Data extracted from a collection:
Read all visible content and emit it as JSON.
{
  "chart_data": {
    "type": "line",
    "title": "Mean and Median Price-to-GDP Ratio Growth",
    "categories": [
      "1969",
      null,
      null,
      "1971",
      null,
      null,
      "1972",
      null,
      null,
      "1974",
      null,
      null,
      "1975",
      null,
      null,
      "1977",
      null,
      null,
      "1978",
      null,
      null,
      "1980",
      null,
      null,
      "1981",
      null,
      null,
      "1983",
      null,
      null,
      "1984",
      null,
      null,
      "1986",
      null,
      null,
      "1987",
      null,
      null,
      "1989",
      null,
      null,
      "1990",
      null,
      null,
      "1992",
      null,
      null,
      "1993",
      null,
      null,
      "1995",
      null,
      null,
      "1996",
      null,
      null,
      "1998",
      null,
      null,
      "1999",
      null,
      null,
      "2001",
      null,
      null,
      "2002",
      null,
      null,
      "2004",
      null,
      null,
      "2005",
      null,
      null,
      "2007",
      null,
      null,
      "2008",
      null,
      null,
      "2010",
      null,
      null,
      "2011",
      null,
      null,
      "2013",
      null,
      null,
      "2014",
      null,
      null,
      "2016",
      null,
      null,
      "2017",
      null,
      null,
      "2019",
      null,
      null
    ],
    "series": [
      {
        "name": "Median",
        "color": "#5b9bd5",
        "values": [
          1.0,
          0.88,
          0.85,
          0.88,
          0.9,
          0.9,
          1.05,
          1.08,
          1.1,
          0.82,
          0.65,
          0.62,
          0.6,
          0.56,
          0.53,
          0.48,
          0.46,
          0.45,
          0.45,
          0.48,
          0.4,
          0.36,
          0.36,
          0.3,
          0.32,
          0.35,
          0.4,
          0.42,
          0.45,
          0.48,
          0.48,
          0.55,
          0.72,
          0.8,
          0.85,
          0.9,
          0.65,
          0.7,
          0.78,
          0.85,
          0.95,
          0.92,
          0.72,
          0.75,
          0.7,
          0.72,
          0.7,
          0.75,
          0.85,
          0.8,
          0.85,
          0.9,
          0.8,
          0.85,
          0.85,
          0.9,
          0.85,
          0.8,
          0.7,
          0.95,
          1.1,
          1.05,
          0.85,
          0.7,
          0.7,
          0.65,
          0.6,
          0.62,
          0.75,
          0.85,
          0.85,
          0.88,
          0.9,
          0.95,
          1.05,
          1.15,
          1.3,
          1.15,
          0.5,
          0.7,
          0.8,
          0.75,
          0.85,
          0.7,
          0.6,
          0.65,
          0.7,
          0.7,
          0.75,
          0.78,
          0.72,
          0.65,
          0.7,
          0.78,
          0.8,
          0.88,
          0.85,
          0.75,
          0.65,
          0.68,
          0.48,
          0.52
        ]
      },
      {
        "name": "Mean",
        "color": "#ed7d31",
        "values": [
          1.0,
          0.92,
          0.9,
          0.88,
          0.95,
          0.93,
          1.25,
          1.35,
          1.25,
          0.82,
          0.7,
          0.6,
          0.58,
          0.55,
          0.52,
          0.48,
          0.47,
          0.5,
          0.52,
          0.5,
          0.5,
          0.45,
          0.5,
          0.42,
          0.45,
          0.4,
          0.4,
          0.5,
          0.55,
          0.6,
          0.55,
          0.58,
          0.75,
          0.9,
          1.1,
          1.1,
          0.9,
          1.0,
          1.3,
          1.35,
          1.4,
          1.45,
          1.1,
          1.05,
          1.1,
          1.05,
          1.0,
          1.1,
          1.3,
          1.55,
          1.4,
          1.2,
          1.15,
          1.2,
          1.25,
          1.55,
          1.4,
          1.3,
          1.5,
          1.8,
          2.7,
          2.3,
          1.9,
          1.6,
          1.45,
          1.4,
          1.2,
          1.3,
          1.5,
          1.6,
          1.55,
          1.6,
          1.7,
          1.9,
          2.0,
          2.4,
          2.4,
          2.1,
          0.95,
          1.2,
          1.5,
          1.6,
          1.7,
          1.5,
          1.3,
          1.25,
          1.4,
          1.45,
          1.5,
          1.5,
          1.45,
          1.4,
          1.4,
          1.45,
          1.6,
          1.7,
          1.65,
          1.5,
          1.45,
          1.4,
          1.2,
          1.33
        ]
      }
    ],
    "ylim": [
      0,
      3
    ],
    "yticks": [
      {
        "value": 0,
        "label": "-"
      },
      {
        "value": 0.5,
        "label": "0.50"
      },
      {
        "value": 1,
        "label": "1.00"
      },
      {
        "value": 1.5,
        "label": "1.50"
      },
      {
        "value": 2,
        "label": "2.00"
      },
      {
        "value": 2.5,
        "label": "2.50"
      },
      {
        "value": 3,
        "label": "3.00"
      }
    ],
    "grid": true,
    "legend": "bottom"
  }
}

...

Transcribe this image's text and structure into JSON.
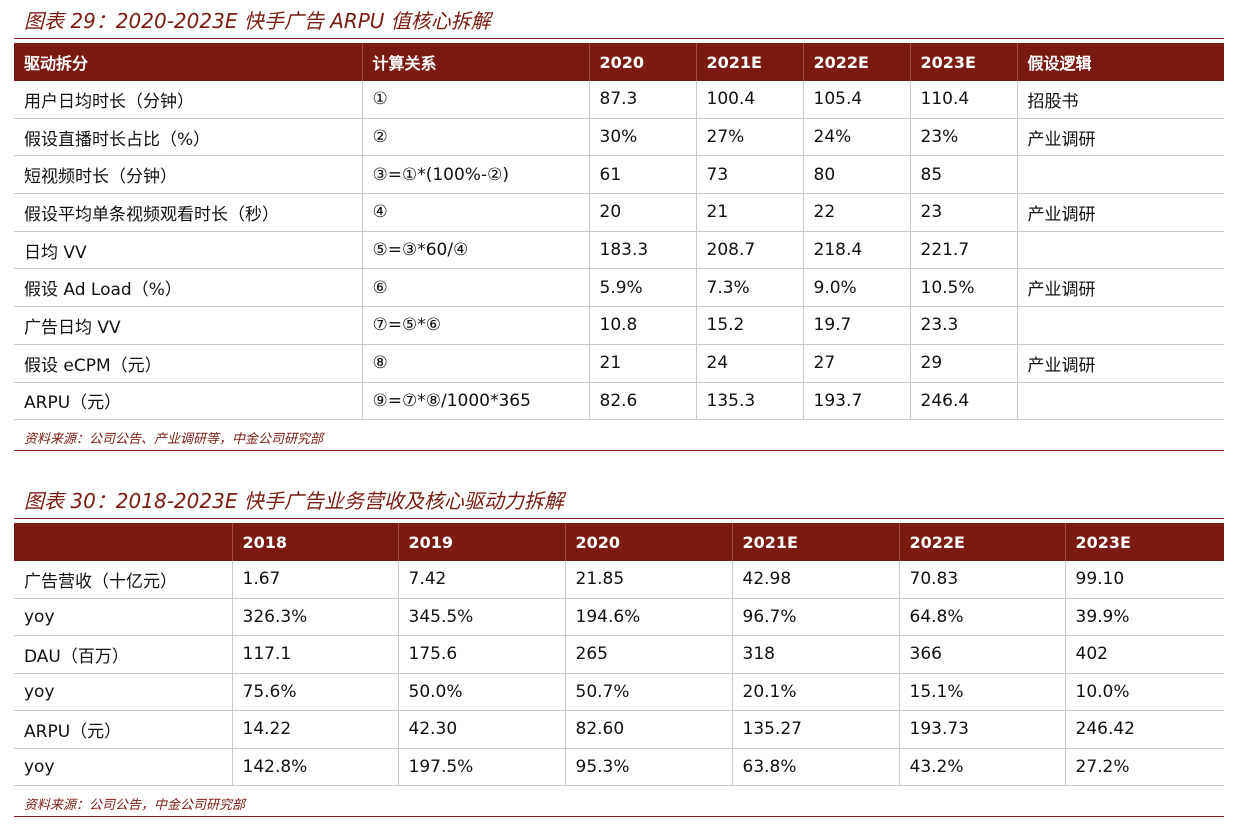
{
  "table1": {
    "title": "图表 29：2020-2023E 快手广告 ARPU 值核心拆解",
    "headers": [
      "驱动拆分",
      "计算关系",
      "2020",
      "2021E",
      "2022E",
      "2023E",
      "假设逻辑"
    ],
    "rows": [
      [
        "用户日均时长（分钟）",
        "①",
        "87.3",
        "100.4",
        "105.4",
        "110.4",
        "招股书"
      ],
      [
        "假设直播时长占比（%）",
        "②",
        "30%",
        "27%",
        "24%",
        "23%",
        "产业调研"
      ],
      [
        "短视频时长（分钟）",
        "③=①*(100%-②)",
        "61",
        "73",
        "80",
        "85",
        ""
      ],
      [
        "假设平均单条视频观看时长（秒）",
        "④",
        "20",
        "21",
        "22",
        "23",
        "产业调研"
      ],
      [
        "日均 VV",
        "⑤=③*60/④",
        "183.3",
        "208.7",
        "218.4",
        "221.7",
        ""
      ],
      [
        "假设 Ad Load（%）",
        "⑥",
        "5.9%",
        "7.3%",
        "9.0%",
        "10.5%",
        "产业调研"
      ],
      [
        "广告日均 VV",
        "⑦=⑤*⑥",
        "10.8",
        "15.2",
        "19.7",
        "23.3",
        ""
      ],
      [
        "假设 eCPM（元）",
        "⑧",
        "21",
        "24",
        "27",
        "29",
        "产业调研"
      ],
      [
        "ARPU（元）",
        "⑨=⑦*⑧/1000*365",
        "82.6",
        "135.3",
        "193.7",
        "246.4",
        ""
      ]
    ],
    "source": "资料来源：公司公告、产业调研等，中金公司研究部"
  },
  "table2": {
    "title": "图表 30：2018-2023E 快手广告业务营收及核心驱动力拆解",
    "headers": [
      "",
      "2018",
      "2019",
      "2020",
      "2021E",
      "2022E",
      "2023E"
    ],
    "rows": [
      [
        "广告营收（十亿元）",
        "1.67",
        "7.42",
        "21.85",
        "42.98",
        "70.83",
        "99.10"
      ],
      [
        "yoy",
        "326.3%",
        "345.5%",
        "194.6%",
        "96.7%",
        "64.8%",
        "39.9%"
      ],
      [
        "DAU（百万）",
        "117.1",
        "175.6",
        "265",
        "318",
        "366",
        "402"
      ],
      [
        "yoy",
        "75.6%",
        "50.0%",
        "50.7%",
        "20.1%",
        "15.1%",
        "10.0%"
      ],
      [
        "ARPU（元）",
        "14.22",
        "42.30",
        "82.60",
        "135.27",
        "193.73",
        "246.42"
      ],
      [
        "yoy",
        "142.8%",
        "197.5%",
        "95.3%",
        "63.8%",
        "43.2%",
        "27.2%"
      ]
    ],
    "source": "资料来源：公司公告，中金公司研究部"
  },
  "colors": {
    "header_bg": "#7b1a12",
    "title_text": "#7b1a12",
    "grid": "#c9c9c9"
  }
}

GOAL: Scan the data for the word "中金公司研究部" and copy every line where it shows up.

RESPONSE FOR THIS EXERCISE:
    "source": "资料来源：公司公告、产业调研等，中金公司研究部"
    "source": "资料来源：公司公告，中金公司研究部"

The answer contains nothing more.